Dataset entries
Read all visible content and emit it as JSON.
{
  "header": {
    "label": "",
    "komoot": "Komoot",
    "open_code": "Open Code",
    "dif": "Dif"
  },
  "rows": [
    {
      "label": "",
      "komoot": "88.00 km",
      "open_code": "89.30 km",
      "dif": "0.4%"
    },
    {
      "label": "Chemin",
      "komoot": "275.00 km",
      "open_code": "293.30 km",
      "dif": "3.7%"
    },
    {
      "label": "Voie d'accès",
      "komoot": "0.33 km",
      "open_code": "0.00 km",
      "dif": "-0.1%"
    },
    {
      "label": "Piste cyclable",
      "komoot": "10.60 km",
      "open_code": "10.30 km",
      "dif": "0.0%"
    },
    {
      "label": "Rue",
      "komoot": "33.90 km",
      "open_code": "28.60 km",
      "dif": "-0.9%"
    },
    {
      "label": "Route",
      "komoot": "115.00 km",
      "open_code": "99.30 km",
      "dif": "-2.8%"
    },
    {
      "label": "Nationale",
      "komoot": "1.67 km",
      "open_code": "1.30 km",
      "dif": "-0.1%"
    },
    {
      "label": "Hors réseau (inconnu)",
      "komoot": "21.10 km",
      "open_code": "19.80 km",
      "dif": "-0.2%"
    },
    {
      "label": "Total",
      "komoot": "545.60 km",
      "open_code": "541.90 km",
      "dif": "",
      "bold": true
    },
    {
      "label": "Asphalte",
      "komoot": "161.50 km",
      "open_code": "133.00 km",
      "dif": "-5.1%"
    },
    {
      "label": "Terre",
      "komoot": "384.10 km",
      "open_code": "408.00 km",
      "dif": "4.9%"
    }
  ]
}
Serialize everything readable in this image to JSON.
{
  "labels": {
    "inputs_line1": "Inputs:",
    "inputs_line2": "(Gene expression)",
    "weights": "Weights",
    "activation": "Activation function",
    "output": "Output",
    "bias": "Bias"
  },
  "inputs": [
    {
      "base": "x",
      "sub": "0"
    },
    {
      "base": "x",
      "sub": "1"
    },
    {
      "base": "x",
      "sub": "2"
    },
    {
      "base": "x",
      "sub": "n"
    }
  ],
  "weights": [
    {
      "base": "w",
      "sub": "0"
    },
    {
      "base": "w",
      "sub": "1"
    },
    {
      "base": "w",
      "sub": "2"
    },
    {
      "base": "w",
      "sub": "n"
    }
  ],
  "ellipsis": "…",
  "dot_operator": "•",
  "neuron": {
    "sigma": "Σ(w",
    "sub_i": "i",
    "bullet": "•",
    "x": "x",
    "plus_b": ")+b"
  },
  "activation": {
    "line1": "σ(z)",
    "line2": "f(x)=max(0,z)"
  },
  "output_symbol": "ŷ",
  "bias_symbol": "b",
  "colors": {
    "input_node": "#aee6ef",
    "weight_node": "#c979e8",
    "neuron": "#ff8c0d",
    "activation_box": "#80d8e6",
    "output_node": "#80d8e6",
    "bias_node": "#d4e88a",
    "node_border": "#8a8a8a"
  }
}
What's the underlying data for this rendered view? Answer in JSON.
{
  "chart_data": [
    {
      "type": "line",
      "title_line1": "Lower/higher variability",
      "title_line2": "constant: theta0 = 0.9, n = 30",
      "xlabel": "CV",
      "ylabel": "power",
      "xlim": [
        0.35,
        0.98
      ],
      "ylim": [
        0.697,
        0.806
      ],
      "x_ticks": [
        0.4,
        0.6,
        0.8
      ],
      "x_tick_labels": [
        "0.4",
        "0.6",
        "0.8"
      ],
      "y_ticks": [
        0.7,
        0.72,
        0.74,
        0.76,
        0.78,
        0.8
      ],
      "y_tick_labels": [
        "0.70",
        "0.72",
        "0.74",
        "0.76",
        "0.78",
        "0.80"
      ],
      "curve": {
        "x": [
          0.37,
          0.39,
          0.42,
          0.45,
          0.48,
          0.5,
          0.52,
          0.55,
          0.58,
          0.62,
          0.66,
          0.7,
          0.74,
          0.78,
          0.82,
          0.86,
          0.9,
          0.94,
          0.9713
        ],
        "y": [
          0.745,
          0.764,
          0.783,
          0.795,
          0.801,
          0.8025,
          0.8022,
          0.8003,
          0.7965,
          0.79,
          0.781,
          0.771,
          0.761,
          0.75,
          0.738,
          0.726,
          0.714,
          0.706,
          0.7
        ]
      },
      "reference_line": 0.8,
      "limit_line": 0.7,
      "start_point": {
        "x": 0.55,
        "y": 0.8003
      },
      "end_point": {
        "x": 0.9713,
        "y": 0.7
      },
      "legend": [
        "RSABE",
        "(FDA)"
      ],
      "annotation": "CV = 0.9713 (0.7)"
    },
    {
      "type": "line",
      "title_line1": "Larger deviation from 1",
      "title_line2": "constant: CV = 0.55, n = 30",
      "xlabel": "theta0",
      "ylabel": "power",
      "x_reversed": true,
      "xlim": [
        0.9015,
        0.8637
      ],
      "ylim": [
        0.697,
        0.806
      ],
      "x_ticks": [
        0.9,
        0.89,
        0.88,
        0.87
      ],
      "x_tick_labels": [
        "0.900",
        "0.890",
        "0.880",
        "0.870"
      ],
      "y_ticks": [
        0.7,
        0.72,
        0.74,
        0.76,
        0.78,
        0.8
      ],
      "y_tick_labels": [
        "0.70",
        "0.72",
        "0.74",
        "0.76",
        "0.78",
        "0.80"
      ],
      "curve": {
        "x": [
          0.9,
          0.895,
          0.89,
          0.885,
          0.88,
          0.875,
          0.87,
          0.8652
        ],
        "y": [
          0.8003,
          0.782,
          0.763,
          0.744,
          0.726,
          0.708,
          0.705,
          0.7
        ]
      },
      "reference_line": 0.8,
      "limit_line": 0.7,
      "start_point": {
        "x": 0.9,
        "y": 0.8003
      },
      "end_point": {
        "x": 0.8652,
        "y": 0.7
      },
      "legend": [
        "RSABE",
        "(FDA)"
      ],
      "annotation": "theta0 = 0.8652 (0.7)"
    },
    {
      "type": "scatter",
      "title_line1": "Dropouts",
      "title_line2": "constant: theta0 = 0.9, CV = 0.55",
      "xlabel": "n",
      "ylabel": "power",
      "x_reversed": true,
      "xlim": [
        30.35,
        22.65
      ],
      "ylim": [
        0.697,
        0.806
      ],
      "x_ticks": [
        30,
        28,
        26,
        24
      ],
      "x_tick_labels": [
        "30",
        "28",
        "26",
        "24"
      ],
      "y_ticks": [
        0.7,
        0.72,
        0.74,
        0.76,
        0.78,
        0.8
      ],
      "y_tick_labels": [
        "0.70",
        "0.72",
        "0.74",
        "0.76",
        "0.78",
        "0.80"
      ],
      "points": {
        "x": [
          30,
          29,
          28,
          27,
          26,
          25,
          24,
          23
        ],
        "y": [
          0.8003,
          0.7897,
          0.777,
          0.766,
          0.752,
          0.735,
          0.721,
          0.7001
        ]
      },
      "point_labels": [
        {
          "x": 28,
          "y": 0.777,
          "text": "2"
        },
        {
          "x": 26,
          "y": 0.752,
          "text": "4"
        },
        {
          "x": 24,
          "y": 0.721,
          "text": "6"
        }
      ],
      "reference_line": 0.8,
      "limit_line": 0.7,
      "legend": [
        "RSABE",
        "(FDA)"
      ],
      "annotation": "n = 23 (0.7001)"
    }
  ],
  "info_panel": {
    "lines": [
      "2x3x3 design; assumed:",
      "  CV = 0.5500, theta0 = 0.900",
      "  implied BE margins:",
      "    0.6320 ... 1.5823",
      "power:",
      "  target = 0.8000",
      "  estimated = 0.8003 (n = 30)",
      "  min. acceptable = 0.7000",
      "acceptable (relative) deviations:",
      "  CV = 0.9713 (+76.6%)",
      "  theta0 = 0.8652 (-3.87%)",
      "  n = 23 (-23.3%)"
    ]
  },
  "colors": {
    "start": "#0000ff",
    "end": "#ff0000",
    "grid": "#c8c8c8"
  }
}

▸ **Short problem**:
Look through the records and count each line that holds "komoot". Write only the total.

▸ **Task output**:
12